* PROVIDED INFORMATION *
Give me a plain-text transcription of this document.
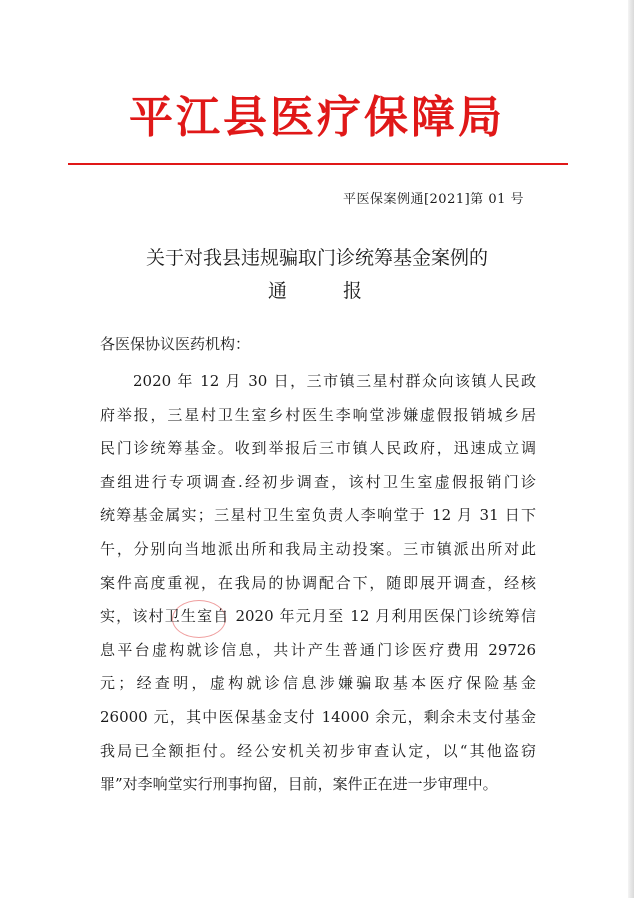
平江县医疗保障局
平医保案例通[2021]第 01 号
关于对我县违规骗取门诊统筹基金案例的
通	报
各医保协议医药机构：
　　2020 年 12 月 30 日，三市镇三星村群众向该镇人民政
府举报，三星村卫生室乡村医生李响堂涉嫌虚假报销城乡居
民门诊统筹基金。收到举报后三市镇人民政府，迅速成立调
查组进行专项调查.经初步调查，该村卫生室虚假报销门诊
统筹基金属实；三星村卫生室负责人李响堂于 12 月 31 日下
午，分别向当地派出所和我局主动投案。三市镇派出所对此
案件高度重视，在我局的协调配合下，随即展开调查，经核
实，该村卫生室自 2020 年元月至 12 月利用医保门诊统筹信
息平台虚构就诊信息，共计产生普通门诊医疗费用 29726
元；经查明，虚构就诊信息涉嫌骗取基本医疗保险基金
26000 元，其中医保基金支付 14000 余元，剩余未支付基金
我局已全额拒付。经公安机关初步审查认定，以“其他盗窃
罪”对李响堂实行刑事拘留，目前，案件正在进一步审理中。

* THE EXERCISE *
Set every line down exactly as written, leaving each picture out.

* EXERCISE OUTPUT *
Give me a plain-text transcription of this document.
平江县医疗保障局
平医保案例通[2021]第 01 号
关于对我县违规骗取门诊统筹基金案例的
通	报
各医保协议医药机构：
　　2020 年 12 月 30 日，三市镇三星村群众向该镇人民政
府举报，三星村卫生室乡村医生李响堂涉嫌虚假报销城乡居
民门诊统筹基金。收到举报后三市镇人民政府，迅速成立调
查组进行专项调查.经初步调查，该村卫生室虚假报销门诊
统筹基金属实；三星村卫生室负责人李响堂于 12 月 31 日下
午，分别向当地派出所和我局主动投案。三市镇派出所对此
案件高度重视，在我局的协调配合下，随即展开调查，经核
实，该村卫生室自 2020 年元月至 12 月利用医保门诊统筹信
息平台虚构就诊信息，共计产生普通门诊医疗费用 29726
元；经查明，虚构就诊信息涉嫌骗取基本医疗保险基金
26000 元，其中医保基金支付 14000 余元，剩余未支付基金
我局已全额拒付。经公安机关初步审查认定，以“其他盗窃
罪”对李响堂实行刑事拘留，目前，案件正在进一步审理中。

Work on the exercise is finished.